+++ DATA
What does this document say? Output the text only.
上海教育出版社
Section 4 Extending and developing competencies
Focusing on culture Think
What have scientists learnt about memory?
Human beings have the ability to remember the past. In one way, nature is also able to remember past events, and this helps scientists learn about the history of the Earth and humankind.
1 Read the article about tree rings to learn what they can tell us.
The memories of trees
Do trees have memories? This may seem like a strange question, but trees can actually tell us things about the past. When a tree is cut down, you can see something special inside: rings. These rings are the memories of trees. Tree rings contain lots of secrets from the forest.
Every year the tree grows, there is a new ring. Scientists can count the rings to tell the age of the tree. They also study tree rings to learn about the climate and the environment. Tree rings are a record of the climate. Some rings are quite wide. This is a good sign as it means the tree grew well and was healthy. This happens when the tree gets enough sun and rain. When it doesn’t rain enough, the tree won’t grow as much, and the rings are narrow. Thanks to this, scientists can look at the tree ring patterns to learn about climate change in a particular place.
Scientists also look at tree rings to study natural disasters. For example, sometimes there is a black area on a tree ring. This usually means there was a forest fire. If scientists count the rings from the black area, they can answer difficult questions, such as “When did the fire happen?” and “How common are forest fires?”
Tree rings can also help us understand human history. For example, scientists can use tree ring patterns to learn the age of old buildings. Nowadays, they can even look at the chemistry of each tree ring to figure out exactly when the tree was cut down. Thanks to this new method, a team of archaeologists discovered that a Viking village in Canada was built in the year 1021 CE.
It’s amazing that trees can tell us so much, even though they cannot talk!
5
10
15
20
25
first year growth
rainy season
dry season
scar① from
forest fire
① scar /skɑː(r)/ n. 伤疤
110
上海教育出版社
++++++
In this exercise, repeat all entries exactly.

What does this document say? Output the text only.
上海教育出版社
Section 4 Extending and developing competencies
Focusing on culture Think
What have scientists learnt about memory?
Human beings have the ability to remember the past. In one way, nature is also able to remember past events, and this helps scientists learn about the history of the Earth and humankind.
1 Read the article about tree rings to learn what they can tell us.
The memories of trees
Do trees have memories? This may seem like a strange question, but trees can actually tell us things about the past. When a tree is cut down, you can see something special inside: rings. These rings are the memories of trees. Tree rings contain lots of secrets from the forest.
Every year the tree grows, there is a new ring. Scientists can count the rings to tell the age of the tree. They also study tree rings to learn about the climate and the environment. Tree rings are a record of the climate. Some rings are quite wide. This is a good sign as it means the tree grew well and was healthy. This happens when the tree gets enough sun and rain. When it doesn’t rain enough, the tree won’t grow as much, and the rings are narrow. Thanks to this, scientists can look at the tree ring patterns to learn about climate change in a particular place.
Scientists also look at tree rings to study natural disasters. For example, sometimes there is a black area on a tree ring. This usually means there was a forest fire. If scientists count the rings from the black area, they can answer difficult questions, such as “When did the fire happen?” and “How common are forest fires?”
Tree rings can also help us understand human history. For example, scientists can use tree ring patterns to learn the age of old buildings. Nowadays, they can even look at the chemistry of each tree ring to figure out exactly when the tree was cut down. Thanks to this new method, a team of archaeologists discovered that a Viking village in Canada was built in the year 1021 CE.
It’s amazing that trees can tell us so much, even though they cannot talk!
5
10
15
20
25
first year growth
rainy season
dry season
scar① from
forest fire
① scar /skɑː(r)/ n. 伤疤
110
上海教育出版社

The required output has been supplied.